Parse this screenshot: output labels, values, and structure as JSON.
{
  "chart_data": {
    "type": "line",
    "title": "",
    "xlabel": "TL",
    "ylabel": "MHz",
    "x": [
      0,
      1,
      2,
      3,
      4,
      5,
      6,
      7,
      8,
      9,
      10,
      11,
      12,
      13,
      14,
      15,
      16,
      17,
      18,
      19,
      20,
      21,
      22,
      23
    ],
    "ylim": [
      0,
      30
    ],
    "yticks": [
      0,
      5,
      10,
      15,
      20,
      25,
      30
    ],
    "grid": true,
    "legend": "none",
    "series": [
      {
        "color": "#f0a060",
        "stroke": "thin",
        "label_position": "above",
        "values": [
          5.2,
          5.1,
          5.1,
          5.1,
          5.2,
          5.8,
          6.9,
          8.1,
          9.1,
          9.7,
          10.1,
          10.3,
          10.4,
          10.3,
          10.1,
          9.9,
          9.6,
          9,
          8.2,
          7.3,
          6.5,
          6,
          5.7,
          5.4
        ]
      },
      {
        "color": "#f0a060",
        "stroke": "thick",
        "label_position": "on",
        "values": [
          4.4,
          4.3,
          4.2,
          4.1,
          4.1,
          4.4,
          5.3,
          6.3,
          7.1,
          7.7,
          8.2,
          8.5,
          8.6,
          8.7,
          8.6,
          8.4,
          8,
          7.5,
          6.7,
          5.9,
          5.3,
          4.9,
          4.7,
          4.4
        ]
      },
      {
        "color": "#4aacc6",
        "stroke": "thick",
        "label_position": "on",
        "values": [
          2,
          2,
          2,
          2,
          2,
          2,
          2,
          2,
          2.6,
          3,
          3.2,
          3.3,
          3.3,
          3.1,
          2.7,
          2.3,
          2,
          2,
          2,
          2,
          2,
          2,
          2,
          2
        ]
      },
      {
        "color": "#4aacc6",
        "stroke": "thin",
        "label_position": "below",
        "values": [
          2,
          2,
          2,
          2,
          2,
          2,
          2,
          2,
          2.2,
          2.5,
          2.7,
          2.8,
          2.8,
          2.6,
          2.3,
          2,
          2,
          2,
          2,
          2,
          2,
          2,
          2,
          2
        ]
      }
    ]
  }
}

==

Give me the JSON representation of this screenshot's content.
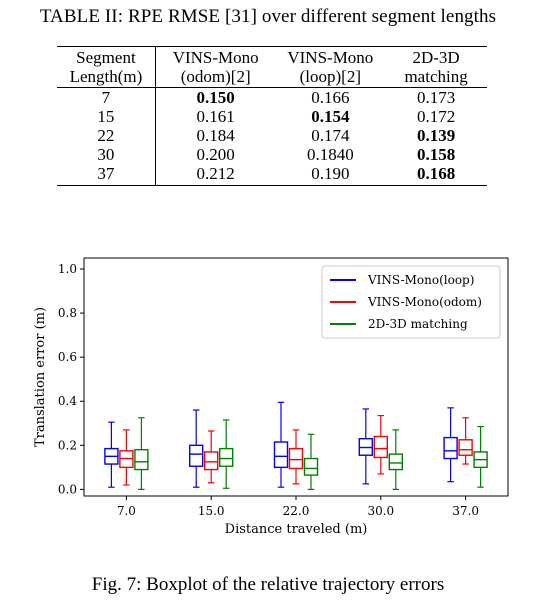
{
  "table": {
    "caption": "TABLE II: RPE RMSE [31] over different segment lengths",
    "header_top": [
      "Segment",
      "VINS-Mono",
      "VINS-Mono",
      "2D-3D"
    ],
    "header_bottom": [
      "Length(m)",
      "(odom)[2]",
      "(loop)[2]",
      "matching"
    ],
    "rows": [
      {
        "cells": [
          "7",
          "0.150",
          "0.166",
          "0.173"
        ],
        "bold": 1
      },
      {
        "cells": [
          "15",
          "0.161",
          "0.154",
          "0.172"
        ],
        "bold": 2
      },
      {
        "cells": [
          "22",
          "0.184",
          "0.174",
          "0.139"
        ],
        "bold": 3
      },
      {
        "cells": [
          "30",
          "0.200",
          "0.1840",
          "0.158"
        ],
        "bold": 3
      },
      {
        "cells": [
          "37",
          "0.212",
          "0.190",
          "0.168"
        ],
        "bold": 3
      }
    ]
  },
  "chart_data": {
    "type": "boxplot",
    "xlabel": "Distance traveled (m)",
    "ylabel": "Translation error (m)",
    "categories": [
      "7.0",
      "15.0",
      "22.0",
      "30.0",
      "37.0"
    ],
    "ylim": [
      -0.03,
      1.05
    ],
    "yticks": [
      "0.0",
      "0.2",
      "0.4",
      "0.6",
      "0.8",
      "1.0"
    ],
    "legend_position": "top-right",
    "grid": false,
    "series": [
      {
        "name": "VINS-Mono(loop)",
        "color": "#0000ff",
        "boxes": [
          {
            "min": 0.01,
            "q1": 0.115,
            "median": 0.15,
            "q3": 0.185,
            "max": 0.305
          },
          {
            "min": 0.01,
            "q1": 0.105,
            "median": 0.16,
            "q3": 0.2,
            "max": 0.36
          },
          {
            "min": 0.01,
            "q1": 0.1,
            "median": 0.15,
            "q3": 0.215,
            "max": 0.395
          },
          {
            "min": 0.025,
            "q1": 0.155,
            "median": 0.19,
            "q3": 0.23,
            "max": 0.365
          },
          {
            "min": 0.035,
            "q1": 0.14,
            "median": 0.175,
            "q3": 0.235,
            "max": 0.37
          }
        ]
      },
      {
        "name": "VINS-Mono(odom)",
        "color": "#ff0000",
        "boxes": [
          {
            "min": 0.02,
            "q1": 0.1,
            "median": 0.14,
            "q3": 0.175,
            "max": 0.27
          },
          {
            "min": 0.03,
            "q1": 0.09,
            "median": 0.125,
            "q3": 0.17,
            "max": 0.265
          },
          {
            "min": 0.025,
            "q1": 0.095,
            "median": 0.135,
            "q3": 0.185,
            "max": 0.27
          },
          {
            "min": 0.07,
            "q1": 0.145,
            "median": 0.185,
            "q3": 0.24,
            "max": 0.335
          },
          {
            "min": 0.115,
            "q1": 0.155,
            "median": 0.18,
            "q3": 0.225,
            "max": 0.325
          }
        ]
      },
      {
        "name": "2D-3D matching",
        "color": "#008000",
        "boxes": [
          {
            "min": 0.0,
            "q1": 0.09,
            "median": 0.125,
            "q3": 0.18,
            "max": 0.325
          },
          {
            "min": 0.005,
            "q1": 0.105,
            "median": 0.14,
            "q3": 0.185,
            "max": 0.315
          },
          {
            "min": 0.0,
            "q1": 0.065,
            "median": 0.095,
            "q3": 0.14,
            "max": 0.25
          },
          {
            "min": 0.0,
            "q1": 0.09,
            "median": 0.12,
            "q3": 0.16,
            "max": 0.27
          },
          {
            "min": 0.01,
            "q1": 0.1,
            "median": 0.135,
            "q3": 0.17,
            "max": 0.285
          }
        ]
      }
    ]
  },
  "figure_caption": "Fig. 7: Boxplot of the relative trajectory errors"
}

(WRITTEN TASK): Return all lines with the word "screenshot" in them.

(TASK RESPONSE):
Parse this screenshot: output labels, values, and structure as JSON.
Give me the JSON representation of this screenshot's content.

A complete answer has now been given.